>>>>
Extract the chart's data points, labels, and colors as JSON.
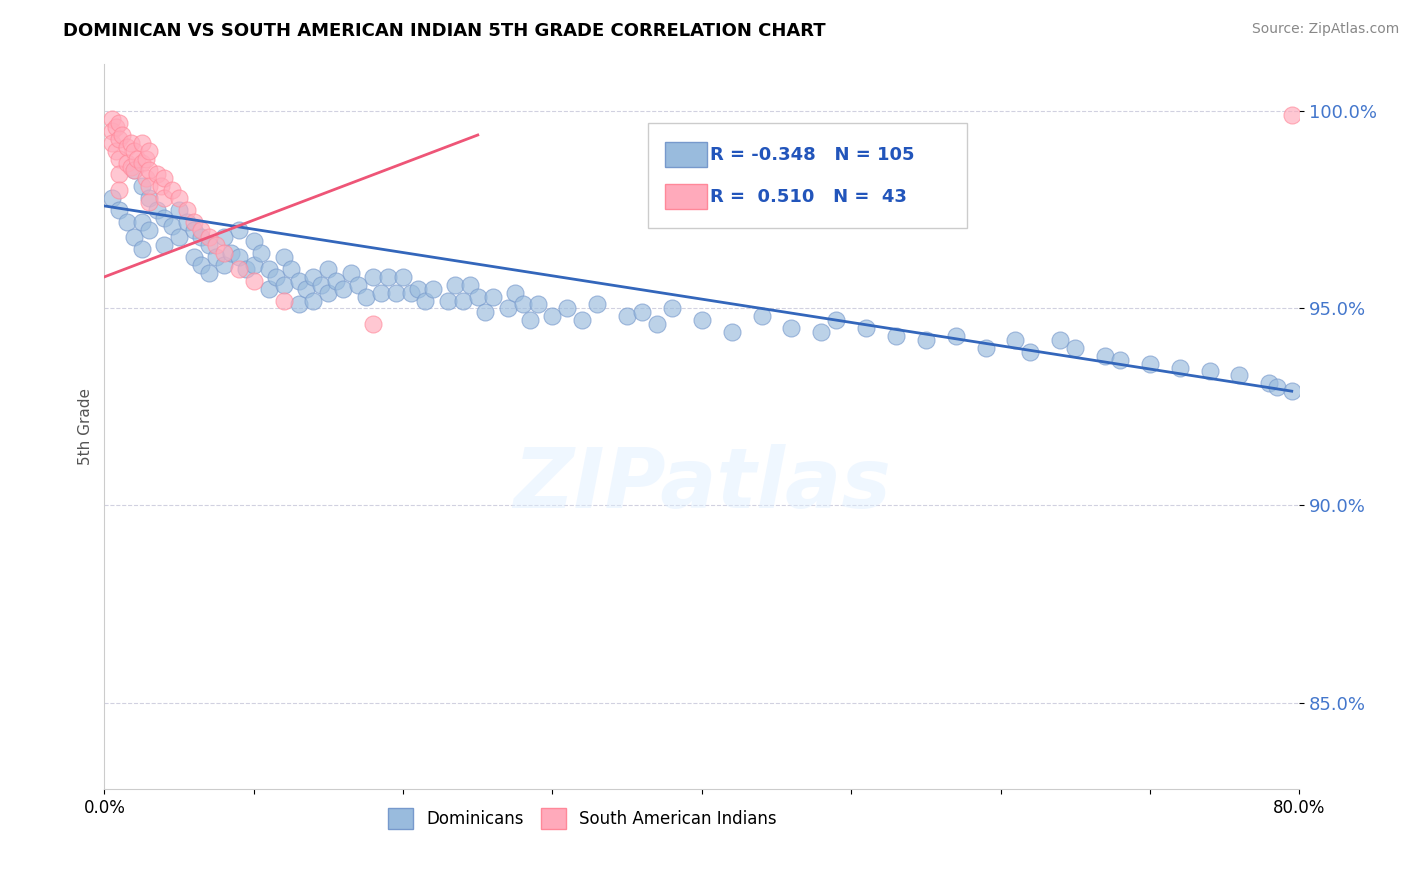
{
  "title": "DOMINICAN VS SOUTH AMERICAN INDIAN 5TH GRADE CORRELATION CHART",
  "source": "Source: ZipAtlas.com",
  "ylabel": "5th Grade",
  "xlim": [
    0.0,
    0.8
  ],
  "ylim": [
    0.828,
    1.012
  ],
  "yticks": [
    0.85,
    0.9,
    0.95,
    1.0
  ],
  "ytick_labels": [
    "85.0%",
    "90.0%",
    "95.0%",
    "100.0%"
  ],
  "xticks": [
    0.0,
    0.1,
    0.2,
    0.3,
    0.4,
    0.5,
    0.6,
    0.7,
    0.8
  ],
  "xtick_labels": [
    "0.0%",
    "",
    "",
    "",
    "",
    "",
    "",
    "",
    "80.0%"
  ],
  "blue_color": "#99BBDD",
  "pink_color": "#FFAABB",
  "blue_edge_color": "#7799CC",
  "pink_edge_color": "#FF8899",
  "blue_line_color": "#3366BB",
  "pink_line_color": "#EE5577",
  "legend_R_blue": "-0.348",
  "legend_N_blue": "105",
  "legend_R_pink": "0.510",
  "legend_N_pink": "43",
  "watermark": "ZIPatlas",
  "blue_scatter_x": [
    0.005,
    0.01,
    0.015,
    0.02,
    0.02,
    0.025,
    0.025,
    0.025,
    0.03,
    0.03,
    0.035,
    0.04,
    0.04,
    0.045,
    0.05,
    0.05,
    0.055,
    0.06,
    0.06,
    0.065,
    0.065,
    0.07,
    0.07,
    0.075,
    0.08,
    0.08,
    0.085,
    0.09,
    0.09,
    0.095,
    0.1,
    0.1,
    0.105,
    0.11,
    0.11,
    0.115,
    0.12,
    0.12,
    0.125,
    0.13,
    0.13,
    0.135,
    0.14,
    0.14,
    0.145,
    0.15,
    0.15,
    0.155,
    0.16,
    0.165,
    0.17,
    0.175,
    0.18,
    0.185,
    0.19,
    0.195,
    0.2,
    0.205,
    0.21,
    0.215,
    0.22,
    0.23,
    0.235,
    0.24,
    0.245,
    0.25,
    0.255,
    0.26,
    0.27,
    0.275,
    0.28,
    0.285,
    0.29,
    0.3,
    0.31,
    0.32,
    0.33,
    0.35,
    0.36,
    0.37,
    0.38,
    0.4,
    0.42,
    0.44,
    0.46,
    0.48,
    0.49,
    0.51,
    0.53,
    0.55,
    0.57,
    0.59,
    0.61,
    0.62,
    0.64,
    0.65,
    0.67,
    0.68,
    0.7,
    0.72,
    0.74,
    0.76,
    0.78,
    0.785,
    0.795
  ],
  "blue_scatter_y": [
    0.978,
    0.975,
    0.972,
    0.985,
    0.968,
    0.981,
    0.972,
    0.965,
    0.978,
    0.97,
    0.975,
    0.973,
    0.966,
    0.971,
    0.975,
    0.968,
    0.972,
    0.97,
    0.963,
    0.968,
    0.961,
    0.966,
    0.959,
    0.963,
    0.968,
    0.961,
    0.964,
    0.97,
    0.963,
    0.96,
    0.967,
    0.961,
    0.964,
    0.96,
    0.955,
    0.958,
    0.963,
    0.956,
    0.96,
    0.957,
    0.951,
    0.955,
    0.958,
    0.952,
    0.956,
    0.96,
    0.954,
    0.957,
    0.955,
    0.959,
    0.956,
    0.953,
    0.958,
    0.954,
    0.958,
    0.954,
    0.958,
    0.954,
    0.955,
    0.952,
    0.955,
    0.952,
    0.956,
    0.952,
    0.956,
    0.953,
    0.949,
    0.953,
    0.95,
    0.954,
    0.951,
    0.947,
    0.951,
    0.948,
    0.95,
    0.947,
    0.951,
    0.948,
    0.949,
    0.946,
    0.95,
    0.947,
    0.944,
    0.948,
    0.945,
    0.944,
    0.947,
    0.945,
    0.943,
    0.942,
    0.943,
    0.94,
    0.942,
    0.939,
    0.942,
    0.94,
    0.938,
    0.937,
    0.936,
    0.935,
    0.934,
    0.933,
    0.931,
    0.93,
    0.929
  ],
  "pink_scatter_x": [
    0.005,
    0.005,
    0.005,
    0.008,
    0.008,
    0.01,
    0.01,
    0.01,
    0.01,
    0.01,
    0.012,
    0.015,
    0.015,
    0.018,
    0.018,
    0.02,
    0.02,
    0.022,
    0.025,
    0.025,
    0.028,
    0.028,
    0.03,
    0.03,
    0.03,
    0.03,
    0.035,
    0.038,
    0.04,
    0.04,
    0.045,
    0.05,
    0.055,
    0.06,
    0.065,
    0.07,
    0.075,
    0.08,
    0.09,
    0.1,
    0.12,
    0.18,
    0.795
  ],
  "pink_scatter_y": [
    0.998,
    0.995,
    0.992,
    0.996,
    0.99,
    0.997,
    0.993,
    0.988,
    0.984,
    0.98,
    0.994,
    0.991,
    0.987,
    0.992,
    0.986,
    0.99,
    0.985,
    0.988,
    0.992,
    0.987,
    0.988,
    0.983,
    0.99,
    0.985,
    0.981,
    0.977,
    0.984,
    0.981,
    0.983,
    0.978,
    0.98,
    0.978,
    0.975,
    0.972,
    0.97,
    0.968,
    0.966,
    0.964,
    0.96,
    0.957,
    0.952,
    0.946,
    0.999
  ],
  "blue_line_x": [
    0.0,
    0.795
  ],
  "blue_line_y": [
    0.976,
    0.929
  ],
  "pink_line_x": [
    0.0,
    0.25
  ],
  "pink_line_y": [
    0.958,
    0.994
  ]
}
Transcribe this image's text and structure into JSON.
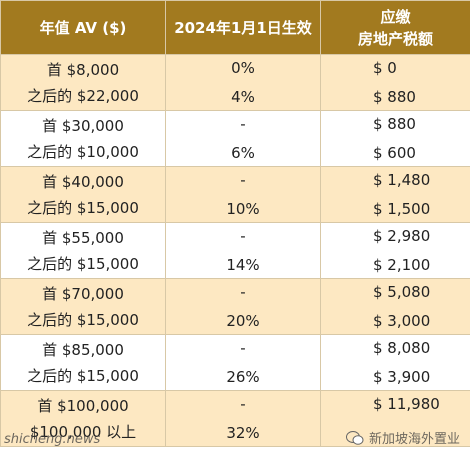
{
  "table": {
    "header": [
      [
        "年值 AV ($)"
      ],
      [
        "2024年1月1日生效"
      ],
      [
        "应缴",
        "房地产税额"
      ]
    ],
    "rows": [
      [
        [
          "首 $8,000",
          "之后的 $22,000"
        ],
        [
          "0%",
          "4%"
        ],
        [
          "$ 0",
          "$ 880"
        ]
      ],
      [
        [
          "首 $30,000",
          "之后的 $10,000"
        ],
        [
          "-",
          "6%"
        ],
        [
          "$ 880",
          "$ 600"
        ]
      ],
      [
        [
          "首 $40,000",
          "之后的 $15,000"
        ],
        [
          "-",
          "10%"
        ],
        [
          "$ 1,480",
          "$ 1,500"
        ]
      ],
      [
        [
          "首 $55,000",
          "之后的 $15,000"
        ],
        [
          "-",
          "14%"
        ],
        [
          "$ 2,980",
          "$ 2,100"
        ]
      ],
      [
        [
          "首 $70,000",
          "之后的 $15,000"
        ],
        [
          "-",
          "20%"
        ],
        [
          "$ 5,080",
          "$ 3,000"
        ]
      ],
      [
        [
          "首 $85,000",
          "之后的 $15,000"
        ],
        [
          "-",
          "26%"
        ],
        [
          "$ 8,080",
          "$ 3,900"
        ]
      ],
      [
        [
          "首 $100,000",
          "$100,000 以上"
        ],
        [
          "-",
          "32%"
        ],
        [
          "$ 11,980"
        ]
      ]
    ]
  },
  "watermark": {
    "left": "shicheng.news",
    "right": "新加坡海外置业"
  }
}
<<<<
● **TASK DETAILS**: Would you return the data exactly as written, without the pictures?

● **RESPONSE FOR THIS EXERCISE**:
Extract the chart's data points, labels, and colors as JSON.
{
  "title": "DOMINICAN VS SOUTH AMERICAN INDIAN 5TH GRADE CORRELATION CHART",
  "source": "Source: ZipAtlas.com",
  "ylabel": "5th Grade",
  "xlim": [
    0.0,
    0.8
  ],
  "ylim": [
    0.828,
    1.012
  ],
  "yticks": [
    0.85,
    0.9,
    0.95,
    1.0
  ],
  "ytick_labels": [
    "85.0%",
    "90.0%",
    "95.0%",
    "100.0%"
  ],
  "xticks": [
    0.0,
    0.1,
    0.2,
    0.3,
    0.4,
    0.5,
    0.6,
    0.7,
    0.8
  ],
  "xtick_labels": [
    "0.0%",
    "",
    "",
    "",
    "",
    "",
    "",
    "",
    "80.0%"
  ],
  "blue_color": "#99BBDD",
  "pink_color": "#FFAABB",
  "blue_edge_color": "#7799CC",
  "pink_edge_color": "#FF8899",
  "blue_line_color": "#3366BB",
  "pink_line_color": "#EE5577",
  "legend_R_blue": "-0.348",
  "legend_N_blue": "105",
  "legend_R_pink": "0.510",
  "legend_N_pink": "43",
  "watermark": "ZIPatlas",
  "blue_scatter_x": [
    0.005,
    0.01,
    0.015,
    0.02,
    0.02,
    0.025,
    0.025,
    0.025,
    0.03,
    0.03,
    0.035,
    0.04,
    0.04,
    0.045,
    0.05,
    0.05,
    0.055,
    0.06,
    0.06,
    0.065,
    0.065,
    0.07,
    0.07,
    0.075,
    0.08,
    0.08,
    0.085,
    0.09,
    0.09,
    0.095,
    0.1,
    0.1,
    0.105,
    0.11,
    0.11,
    0.115,
    0.12,
    0.12,
    0.125,
    0.13,
    0.13,
    0.135,
    0.14,
    0.14,
    0.145,
    0.15,
    0.15,
    0.155,
    0.16,
    0.165,
    0.17,
    0.175,
    0.18,
    0.185,
    0.19,
    0.195,
    0.2,
    0.205,
    0.21,
    0.215,
    0.22,
    0.23,
    0.235,
    0.24,
    0.245,
    0.25,
    0.255,
    0.26,
    0.27,
    0.275,
    0.28,
    0.285,
    0.29,
    0.3,
    0.31,
    0.32,
    0.33,
    0.35,
    0.36,
    0.37,
    0.38,
    0.4,
    0.42,
    0.44,
    0.46,
    0.48,
    0.49,
    0.51,
    0.53,
    0.55,
    0.57,
    0.59,
    0.61,
    0.62,
    0.64,
    0.65,
    0.67,
    0.68,
    0.7,
    0.72,
    0.74,
    0.76,
    0.78,
    0.785,
    0.795
  ],
  "blue_scatter_y": [
    0.978,
    0.975,
    0.972,
    0.985,
    0.968,
    0.981,
    0.972,
    0.965,
    0.978,
    0.97,
    0.975,
    0.973,
    0.966,
    0.971,
    0.975,
    0.968,
    0.972,
    0.97,
    0.963,
    0.968,
    0.961,
    0.966,
    0.959,
    0.963,
    0.968,
    0.961,
    0.964,
    0.97,
    0.963,
    0.96,
    0.967,
    0.961,
    0.964,
    0.96,
    0.955,
    0.958,
    0.963,
    0.956,
    0.96,
    0.957,
    0.951,
    0.955,
    0.958,
    0.952,
    0.956,
    0.96,
    0.954,
    0.957,
    0.955,
    0.959,
    0.956,
    0.953,
    0.958,
    0.954,
    0.958,
    0.954,
    0.958,
    0.954,
    0.955,
    0.952,
    0.955,
    0.952,
    0.956,
    0.952,
    0.956,
    0.953,
    0.949,
    0.953,
    0.95,
    0.954,
    0.951,
    0.947,
    0.951,
    0.948,
    0.95,
    0.947,
    0.951,
    0.948,
    0.949,
    0.946,
    0.95,
    0.947,
    0.944,
    0.948,
    0.945,
    0.944,
    0.947,
    0.945,
    0.943,
    0.942,
    0.943,
    0.94,
    0.942,
    0.939,
    0.942,
    0.94,
    0.938,
    0.937,
    0.936,
    0.935,
    0.934,
    0.933,
    0.931,
    0.93,
    0.929
  ],
  "pink_scatter_x": [
    0.005,
    0.005,
    0.005,
    0.008,
    0.008,
    0.01,
    0.01,
    0.01,
    0.01,
    0.01,
    0.012,
    0.015,
    0.015,
    0.018,
    0.018,
    0.02,
    0.02,
    0.022,
    0.025,
    0.025,
    0.028,
    0.028,
    0.03,
    0.03,
    0.03,
    0.03,
    0.035,
    0.038,
    0.04,
    0.04,
    0.045,
    0.05,
    0.055,
    0.06,
    0.065,
    0.07,
    0.075,
    0.08,
    0.09,
    0.1,
    0.12,
    0.18,
    0.795
  ],
  "pink_scatter_y": [
    0.998,
    0.995,
    0.992,
    0.996,
    0.99,
    0.997,
    0.993,
    0.988,
    0.984,
    0.98,
    0.994,
    0.991,
    0.987,
    0.992,
    0.986,
    0.99,
    0.985,
    0.988,
    0.992,
    0.987,
    0.988,
    0.983,
    0.99,
    0.985,
    0.981,
    0.977,
    0.984,
    0.981,
    0.983,
    0.978,
    0.98,
    0.978,
    0.975,
    0.972,
    0.97,
    0.968,
    0.966,
    0.964,
    0.96,
    0.957,
    0.952,
    0.946,
    0.999
  ],
  "blue_line_x": [
    0.0,
    0.795
  ],
  "blue_line_y": [
    0.976,
    0.929
  ],
  "pink_line_x": [
    0.0,
    0.25
  ],
  "pink_line_y": [
    0.958,
    0.994
  ]
}
Transcribe this image's text and structure into JSON.
{
  "table": {
    "header": [
      [
        "年值 AV ($)"
      ],
      [
        "2024年1月1日生效"
      ],
      [
        "应缴",
        "房地产税额"
      ]
    ],
    "rows": [
      [
        [
          "首 $8,000",
          "之后的 $22,000"
        ],
        [
          "0%",
          "4%"
        ],
        [
          "$ 0",
          "$ 880"
        ]
      ],
      [
        [
          "首 $30,000",
          "之后的 $10,000"
        ],
        [
          "-",
          "6%"
        ],
        [
          "$ 880",
          "$ 600"
        ]
      ],
      [
        [
          "首 $40,000",
          "之后的 $15,000"
        ],
        [
          "-",
          "10%"
        ],
        [
          "$ 1,480",
          "$ 1,500"
        ]
      ],
      [
        [
          "首 $55,000",
          "之后的 $15,000"
        ],
        [
          "-",
          "14%"
        ],
        [
          "$ 2,980",
          "$ 2,100"
        ]
      ],
      [
        [
          "首 $70,000",
          "之后的 $15,000"
        ],
        [
          "-",
          "20%"
        ],
        [
          "$ 5,080",
          "$ 3,000"
        ]
      ],
      [
        [
          "首 $85,000",
          "之后的 $15,000"
        ],
        [
          "-",
          "26%"
        ],
        [
          "$ 8,080",
          "$ 3,900"
        ]
      ],
      [
        [
          "首 $100,000",
          "$100,000 以上"
        ],
        [
          "-",
          "32%"
        ],
        [
          "$ 11,980"
        ]
      ]
    ]
  },
  "watermark": {
    "left": "shicheng.news",
    "right": "新加坡海外置业"
  }
}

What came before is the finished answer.